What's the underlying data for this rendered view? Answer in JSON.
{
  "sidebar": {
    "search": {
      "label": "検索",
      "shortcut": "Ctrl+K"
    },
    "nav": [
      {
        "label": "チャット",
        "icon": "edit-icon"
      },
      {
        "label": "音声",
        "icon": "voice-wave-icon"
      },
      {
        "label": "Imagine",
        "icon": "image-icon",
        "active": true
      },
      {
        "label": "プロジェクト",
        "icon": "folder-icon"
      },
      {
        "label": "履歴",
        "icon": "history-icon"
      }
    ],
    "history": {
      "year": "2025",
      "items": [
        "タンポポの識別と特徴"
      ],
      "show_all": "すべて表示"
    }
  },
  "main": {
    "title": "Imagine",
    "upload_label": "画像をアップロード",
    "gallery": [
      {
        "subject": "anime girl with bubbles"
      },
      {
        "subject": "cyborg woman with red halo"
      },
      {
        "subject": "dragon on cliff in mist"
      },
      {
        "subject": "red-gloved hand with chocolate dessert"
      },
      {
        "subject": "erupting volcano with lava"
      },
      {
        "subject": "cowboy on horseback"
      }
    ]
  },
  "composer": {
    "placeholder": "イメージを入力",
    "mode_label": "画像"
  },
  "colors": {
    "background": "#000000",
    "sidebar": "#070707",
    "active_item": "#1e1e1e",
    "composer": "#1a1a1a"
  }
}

- WHAT IS EXPECTED -
Make an exact copy of the records.

- RESULT FOR THIS TASK -
What's the underlying data for this rendered view? Answer in JSON.
{
  "sidebar": {
    "search": {
      "label": "検索",
      "shortcut": "Ctrl+K"
    },
    "nav": [
      {
        "label": "チャット",
        "icon": "edit-icon"
      },
      {
        "label": "音声",
        "icon": "voice-wave-icon"
      },
      {
        "label": "Imagine",
        "icon": "image-icon",
        "active": true
      },
      {
        "label": "プロジェクト",
        "icon": "folder-icon"
      },
      {
        "label": "履歴",
        "icon": "history-icon"
      }
    ],
    "history": {
      "year": "2025",
      "items": [
        "タンポポの識別と特徴"
      ],
      "show_all": "すべて表示"
    }
  },
  "main": {
    "title": "Imagine",
    "upload_label": "画像をアップロード",
    "gallery": [
      {
        "subject": "anime girl with bubbles"
      },
      {
        "subject": "cyborg woman with red halo"
      },
      {
        "subject": "dragon on cliff in mist"
      },
      {
        "subject": "red-gloved hand with chocolate dessert"
      },
      {
        "subject": "erupting volcano with lava"
      },
      {
        "subject": "cowboy on horseback"
      }
    ]
  },
  "composer": {
    "placeholder": "イメージを入力",
    "mode_label": "画像"
  },
  "colors": {
    "background": "#000000",
    "sidebar": "#070707",
    "active_item": "#1e1e1e",
    "composer": "#1a1a1a"
  }
}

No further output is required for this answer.